▶ _Data entries_

-=-=-

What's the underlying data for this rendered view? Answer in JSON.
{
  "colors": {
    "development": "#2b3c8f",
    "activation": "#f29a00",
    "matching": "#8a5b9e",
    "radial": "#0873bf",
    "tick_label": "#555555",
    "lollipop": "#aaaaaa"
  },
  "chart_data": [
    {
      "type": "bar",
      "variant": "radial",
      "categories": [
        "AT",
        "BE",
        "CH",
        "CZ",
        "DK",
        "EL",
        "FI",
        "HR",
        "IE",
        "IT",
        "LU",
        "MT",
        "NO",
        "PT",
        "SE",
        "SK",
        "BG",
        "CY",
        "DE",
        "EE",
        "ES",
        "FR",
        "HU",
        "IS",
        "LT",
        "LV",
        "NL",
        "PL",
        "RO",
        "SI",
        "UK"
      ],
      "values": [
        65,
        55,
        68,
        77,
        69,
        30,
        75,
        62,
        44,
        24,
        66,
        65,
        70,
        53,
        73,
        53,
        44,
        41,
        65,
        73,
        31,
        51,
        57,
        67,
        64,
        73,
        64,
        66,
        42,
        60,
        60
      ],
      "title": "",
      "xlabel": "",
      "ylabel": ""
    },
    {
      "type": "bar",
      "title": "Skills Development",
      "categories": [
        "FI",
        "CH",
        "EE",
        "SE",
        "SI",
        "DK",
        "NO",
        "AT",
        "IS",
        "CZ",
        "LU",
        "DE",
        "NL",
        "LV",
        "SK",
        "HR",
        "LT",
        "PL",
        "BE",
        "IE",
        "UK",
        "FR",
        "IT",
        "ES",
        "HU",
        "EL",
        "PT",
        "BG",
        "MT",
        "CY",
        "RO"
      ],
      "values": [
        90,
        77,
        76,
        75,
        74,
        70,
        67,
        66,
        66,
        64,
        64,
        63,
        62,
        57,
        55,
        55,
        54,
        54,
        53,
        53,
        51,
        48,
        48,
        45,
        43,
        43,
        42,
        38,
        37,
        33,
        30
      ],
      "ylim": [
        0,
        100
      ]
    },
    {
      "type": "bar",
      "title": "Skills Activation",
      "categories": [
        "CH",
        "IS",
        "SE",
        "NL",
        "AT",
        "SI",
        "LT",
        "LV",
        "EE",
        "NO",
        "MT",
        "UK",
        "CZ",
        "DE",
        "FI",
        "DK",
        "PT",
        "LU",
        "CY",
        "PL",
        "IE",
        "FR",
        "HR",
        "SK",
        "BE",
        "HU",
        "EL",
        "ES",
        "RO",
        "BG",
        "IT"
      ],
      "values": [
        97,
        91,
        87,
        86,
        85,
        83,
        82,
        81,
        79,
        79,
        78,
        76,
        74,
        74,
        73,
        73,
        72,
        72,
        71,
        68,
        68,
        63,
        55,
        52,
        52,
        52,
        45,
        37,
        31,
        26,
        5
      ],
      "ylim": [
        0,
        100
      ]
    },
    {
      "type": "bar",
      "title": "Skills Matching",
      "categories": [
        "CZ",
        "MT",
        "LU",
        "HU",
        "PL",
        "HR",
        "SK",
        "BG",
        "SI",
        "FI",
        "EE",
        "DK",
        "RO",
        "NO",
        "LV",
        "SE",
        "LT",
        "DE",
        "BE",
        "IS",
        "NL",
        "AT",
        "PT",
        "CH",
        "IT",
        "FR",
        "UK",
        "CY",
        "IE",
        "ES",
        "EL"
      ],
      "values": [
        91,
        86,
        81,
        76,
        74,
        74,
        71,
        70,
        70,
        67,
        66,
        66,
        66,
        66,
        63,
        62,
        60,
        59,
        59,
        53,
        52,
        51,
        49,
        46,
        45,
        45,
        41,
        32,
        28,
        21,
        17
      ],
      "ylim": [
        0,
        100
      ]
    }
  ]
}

-=-=-

▶ _AIM_
Using the exact wording, write out all of the records.

▶ _RESULT_
What's the underlying data for this rendered view? Answer in JSON.
{
  "colors": {
    "development": "#2b3c8f",
    "activation": "#f29a00",
    "matching": "#8a5b9e",
    "radial": "#0873bf",
    "tick_label": "#555555",
    "lollipop": "#aaaaaa"
  },
  "chart_data": [
    {
      "type": "bar",
      "variant": "radial",
      "categories": [
        "AT",
        "BE",
        "CH",
        "CZ",
        "DK",
        "EL",
        "FI",
        "HR",
        "IE",
        "IT",
        "LU",
        "MT",
        "NO",
        "PT",
        "SE",
        "SK",
        "BG",
        "CY",
        "DE",
        "EE",
        "ES",
        "FR",
        "HU",
        "IS",
        "LT",
        "LV",
        "NL",
        "PL",
        "RO",
        "SI",
        "UK"
      ],
      "values": [
        65,
        55,
        68,
        77,
        69,
        30,
        75,
        62,
        44,
        24,
        66,
        65,
        70,
        53,
        73,
        53,
        44,
        41,
        65,
        73,
        31,
        51,
        57,
        67,
        64,
        73,
        64,
        66,
        42,
        60,
        60
      ],
      "title": "",
      "xlabel": "",
      "ylabel": ""
    },
    {
      "type": "bar",
      "title": "Skills Development",
      "categories": [
        "FI",
        "CH",
        "EE",
        "SE",
        "SI",
        "DK",
        "NO",
        "AT",
        "IS",
        "CZ",
        "LU",
        "DE",
        "NL",
        "LV",
        "SK",
        "HR",
        "LT",
        "PL",
        "BE",
        "IE",
        "UK",
        "FR",
        "IT",
        "ES",
        "HU",
        "EL",
        "PT",
        "BG",
        "MT",
        "CY",
        "RO"
      ],
      "values": [
        90,
        77,
        76,
        75,
        74,
        70,
        67,
        66,
        66,
        64,
        64,
        63,
        62,
        57,
        55,
        55,
        54,
        54,
        53,
        53,
        51,
        48,
        48,
        45,
        43,
        43,
        42,
        38,
        37,
        33,
        30
      ],
      "ylim": [
        0,
        100
      ]
    },
    {
      "type": "bar",
      "title": "Skills Activation",
      "categories": [
        "CH",
        "IS",
        "SE",
        "NL",
        "AT",
        "SI",
        "LT",
        "LV",
        "EE",
        "NO",
        "MT",
        "UK",
        "CZ",
        "DE",
        "FI",
        "DK",
        "PT",
        "LU",
        "CY",
        "PL",
        "IE",
        "FR",
        "HR",
        "SK",
        "BE",
        "HU",
        "EL",
        "ES",
        "RO",
        "BG",
        "IT"
      ],
      "values": [
        97,
        91,
        87,
        86,
        85,
        83,
        82,
        81,
        79,
        79,
        78,
        76,
        74,
        74,
        73,
        73,
        72,
        72,
        71,
        68,
        68,
        63,
        55,
        52,
        52,
        52,
        45,
        37,
        31,
        26,
        5
      ],
      "ylim": [
        0,
        100
      ]
    },
    {
      "type": "bar",
      "title": "Skills Matching",
      "categories": [
        "CZ",
        "MT",
        "LU",
        "HU",
        "PL",
        "HR",
        "SK",
        "BG",
        "SI",
        "FI",
        "EE",
        "DK",
        "RO",
        "NO",
        "LV",
        "SE",
        "LT",
        "DE",
        "BE",
        "IS",
        "NL",
        "AT",
        "PT",
        "CH",
        "IT",
        "FR",
        "UK",
        "CY",
        "IE",
        "ES",
        "EL"
      ],
      "values": [
        91,
        86,
        81,
        76,
        74,
        74,
        71,
        70,
        70,
        67,
        66,
        66,
        66,
        66,
        63,
        62,
        60,
        59,
        59,
        53,
        52,
        51,
        49,
        46,
        45,
        45,
        41,
        32,
        28,
        21,
        17
      ],
      "ylim": [
        0,
        100
      ]
    }
  ]
}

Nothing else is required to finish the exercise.